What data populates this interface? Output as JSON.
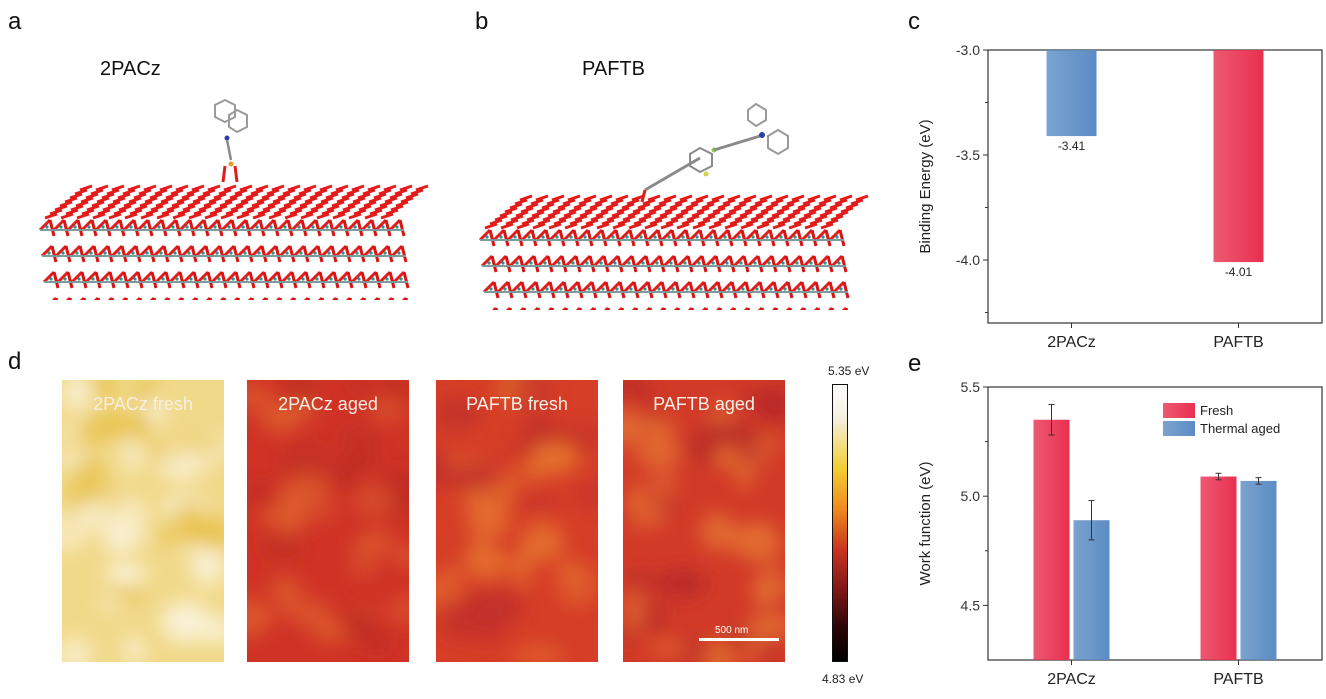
{
  "panels": {
    "a": {
      "letter": "a",
      "title": "2PACz"
    },
    "b": {
      "letter": "b",
      "title": "PAFTB"
    },
    "c": {
      "letter": "c"
    },
    "d": {
      "letter": "d",
      "images": [
        {
          "label": "2PACz fresh",
          "base": "#f1d98a",
          "light": "#fbf3dc",
          "dark": "#e8c24a"
        },
        {
          "label": "2PACz aged",
          "base": "#cf3326",
          "light": "#dd5a2c",
          "dark": "#bb2b22"
        },
        {
          "label": "PAFTB fresh",
          "base": "#d63e27",
          "light": "#e5712d",
          "dark": "#c2302a"
        },
        {
          "label": "PAFTB aged",
          "base": "#d23a28",
          "light": "#e36f31",
          "dark": "#b82b27"
        }
      ],
      "scalebar_label": "500 nm",
      "colorbar": {
        "max_label": "5.35 eV",
        "min_label": "4.83 eV",
        "max": 5.35,
        "min": 4.83
      }
    },
    "e": {
      "letter": "e"
    }
  },
  "chart_data": [
    {
      "id": "c",
      "type": "bar",
      "title": "",
      "xlabel": "",
      "ylabel": "Binding Energy (eV)",
      "categories": [
        "2PACz",
        "PAFTB"
      ],
      "values": [
        -3.41,
        -4.01
      ],
      "data_labels": [
        "-3.41",
        "-4.01"
      ],
      "colors": [
        "#5b8cc4",
        "#e8304f"
      ],
      "ylim": [
        -4.3,
        -3.0
      ],
      "yticks": [
        -3.0,
        -3.5,
        -4.0
      ],
      "ytick_labels": [
        "-3.0",
        "-3.5",
        "-4.0"
      ],
      "yminor_ticks": [
        -3.25,
        -3.75,
        -4.25
      ],
      "baseline": -3.0,
      "grid": false
    },
    {
      "id": "e",
      "type": "bar",
      "title": "",
      "xlabel": "",
      "ylabel": "Work function (eV)",
      "categories": [
        "2PACz",
        "PAFTB"
      ],
      "series": [
        {
          "name": "Fresh",
          "values": [
            5.35,
            5.09
          ],
          "errors": [
            0.07,
            0.015
          ],
          "color": "#e8304f"
        },
        {
          "name": "Thermal aged",
          "values": [
            4.89,
            5.07
          ],
          "errors": [
            0.09,
            0.015
          ],
          "color": "#5b8cc4"
        }
      ],
      "ylim": [
        4.25,
        5.5
      ],
      "yticks": [
        4.5,
        5.0,
        5.5
      ],
      "ytick_labels": [
        "4.5",
        "5.0",
        "5.5"
      ],
      "yminor_ticks": [
        4.75,
        5.25
      ],
      "legend": "top-right",
      "grid": false
    }
  ]
}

## Given exercise
Extract each line holding the string "title".

## Output
      "title": "2PACz"
      "title": "PAFTB"
      "title": "",
      "title": "",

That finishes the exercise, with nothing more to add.